Task goal -
Find and return each line containing "structure".

Task material -
==============================
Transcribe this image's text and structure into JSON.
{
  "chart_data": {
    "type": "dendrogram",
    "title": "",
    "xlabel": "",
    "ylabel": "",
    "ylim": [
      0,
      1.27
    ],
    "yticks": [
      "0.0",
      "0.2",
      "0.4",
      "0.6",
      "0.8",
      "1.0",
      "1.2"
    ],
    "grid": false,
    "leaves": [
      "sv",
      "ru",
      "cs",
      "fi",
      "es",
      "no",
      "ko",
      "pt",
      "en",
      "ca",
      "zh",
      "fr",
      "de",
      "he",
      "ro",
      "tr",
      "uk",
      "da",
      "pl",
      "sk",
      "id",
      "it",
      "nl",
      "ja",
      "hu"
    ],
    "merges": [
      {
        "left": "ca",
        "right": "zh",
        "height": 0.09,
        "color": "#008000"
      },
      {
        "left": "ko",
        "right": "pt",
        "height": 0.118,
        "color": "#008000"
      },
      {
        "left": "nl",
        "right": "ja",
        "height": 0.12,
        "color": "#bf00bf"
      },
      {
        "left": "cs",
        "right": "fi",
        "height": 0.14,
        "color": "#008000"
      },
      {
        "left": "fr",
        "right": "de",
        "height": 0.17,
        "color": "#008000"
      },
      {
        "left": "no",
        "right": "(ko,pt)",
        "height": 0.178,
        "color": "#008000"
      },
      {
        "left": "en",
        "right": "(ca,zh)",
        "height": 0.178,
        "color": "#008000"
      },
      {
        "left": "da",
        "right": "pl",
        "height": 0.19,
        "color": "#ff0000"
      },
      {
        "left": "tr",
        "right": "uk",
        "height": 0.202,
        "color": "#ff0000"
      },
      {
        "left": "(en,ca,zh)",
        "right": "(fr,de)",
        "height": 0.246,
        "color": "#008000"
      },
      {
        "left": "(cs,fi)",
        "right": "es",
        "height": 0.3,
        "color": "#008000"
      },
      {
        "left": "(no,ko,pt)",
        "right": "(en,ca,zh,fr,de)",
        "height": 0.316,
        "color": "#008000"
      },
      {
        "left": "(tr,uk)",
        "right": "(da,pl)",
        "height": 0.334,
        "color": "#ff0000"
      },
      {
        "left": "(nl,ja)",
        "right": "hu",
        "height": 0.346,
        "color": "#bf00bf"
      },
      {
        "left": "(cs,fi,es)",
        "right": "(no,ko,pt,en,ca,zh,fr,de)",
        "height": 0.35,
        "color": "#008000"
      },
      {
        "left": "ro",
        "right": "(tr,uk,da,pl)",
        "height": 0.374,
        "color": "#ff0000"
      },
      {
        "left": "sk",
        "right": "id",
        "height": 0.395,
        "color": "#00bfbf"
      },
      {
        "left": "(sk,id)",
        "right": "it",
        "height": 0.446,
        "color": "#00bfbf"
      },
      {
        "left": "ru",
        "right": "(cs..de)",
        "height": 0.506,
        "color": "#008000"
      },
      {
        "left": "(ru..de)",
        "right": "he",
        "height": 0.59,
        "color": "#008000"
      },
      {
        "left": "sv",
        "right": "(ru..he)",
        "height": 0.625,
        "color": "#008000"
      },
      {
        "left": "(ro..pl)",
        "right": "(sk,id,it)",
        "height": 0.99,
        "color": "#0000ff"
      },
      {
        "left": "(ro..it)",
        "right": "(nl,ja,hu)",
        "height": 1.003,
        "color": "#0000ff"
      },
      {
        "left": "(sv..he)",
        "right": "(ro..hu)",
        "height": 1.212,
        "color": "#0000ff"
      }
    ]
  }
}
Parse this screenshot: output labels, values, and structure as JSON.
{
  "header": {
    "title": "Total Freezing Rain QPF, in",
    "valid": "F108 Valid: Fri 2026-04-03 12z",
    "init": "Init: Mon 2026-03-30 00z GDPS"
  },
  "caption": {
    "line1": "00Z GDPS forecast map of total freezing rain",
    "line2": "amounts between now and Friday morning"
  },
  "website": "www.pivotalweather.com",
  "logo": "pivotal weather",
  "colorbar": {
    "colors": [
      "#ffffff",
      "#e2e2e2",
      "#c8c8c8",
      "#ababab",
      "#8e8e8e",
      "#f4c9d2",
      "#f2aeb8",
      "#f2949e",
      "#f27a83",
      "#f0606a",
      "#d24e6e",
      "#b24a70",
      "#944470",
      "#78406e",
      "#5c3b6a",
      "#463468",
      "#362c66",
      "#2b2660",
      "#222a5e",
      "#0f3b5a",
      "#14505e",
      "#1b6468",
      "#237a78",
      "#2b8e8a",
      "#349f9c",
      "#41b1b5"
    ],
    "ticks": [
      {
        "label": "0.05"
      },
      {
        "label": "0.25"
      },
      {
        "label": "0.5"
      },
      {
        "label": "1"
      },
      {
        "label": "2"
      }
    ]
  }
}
==============================
Exercise solution -
Transcribe this image's text and structure into JSON.
Parse this screenshot: output labels, values, and structure as JSON.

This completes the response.